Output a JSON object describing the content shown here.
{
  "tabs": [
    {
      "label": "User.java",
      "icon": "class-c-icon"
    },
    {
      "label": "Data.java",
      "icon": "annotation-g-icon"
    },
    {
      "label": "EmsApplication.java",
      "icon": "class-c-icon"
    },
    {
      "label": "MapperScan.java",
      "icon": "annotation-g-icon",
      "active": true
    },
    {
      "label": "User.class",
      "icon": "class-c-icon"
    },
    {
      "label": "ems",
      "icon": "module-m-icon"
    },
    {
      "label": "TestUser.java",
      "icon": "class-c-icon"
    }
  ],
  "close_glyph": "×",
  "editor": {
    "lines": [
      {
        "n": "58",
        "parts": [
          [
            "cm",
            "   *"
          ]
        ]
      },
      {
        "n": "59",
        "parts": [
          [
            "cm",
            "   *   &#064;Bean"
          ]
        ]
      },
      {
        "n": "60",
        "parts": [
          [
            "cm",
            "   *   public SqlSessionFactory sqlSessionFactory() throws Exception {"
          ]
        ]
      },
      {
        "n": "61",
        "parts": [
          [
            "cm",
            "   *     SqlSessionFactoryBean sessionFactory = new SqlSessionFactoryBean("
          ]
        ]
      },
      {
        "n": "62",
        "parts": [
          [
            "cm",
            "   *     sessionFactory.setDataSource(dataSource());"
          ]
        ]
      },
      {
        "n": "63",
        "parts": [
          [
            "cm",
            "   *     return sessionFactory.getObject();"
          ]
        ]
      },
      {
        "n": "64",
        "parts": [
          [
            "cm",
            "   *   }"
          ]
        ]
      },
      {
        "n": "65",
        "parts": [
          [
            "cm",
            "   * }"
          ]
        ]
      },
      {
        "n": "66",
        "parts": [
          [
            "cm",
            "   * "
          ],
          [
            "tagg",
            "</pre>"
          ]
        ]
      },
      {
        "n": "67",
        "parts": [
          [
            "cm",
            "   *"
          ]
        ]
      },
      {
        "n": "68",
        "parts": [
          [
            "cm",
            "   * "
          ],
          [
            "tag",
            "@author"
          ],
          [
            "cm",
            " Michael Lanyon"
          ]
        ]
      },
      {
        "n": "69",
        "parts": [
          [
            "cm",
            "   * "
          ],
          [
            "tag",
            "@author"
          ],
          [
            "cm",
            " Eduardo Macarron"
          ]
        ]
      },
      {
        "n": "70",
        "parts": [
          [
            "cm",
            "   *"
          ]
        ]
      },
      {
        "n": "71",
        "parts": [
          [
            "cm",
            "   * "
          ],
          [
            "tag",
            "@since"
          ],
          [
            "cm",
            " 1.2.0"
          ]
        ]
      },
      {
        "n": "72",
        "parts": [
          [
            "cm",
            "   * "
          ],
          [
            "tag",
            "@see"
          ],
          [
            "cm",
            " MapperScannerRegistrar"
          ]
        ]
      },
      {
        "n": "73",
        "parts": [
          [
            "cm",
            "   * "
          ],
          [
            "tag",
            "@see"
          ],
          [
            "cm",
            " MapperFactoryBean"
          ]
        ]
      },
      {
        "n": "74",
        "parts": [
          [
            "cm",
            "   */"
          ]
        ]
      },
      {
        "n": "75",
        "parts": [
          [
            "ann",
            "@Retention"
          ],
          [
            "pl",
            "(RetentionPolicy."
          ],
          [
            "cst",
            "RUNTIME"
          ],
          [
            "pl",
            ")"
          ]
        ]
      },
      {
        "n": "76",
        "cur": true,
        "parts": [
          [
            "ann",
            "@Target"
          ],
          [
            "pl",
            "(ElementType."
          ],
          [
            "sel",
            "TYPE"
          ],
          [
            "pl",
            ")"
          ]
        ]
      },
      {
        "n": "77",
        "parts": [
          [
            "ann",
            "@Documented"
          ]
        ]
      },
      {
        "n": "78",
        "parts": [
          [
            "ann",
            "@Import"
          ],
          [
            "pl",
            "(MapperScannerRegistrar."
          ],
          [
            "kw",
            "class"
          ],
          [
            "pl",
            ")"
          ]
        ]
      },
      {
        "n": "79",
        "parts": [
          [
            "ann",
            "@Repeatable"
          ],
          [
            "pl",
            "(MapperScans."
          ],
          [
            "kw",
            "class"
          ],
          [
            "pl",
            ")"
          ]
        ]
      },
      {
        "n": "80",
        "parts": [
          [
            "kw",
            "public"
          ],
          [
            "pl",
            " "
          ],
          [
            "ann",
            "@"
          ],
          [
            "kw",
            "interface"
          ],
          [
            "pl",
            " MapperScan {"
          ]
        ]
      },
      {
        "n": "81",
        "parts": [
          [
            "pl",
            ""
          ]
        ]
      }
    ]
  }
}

====

● **Instructions for the task**
Search the lines above for the string "annotation", then show every one that has it.

● **Written solution**
      "icon": "annotation-g-icon"
      "icon": "annotation-g-icon",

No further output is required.